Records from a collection
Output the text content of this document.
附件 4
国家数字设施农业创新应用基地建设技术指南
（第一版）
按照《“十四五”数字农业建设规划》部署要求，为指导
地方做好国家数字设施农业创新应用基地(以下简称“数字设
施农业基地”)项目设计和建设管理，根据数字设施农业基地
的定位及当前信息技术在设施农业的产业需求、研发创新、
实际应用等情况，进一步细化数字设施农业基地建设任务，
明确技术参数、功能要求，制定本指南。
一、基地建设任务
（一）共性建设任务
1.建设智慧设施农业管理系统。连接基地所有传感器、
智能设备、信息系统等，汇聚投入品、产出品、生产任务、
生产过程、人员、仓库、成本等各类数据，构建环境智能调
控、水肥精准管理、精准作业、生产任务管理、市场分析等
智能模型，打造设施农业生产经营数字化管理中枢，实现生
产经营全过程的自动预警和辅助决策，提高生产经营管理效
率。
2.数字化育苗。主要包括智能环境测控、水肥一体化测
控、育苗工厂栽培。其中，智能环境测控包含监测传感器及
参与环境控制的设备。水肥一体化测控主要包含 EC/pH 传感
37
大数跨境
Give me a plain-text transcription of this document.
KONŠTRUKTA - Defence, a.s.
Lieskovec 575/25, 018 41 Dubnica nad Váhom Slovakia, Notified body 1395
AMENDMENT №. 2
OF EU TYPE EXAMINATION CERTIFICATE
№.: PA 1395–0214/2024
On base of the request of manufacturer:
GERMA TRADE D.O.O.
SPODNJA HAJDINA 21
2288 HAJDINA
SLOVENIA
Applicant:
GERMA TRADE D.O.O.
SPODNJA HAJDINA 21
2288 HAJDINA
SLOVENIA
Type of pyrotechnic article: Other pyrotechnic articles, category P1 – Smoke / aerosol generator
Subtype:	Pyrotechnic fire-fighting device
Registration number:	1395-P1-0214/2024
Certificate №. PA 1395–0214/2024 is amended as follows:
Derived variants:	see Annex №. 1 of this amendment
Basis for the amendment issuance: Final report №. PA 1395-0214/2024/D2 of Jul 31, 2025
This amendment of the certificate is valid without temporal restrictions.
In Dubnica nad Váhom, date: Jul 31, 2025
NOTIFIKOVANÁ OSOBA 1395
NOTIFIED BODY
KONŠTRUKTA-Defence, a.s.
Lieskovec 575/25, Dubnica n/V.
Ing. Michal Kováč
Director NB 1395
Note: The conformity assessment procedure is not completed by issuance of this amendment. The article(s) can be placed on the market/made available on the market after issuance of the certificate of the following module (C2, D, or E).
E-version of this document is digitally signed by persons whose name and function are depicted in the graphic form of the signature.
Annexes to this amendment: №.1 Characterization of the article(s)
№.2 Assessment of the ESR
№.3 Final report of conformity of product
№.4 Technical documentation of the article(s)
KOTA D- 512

**To do:** In the records above, find each line holding "Lieskovec" and copy it.

**Result of this exercise:**
Lieskovec 575/25, 018 41 Dubnica nad Váhom Slovakia, Notified body 1395
Lieskovec 575/25, Dubnica n/V.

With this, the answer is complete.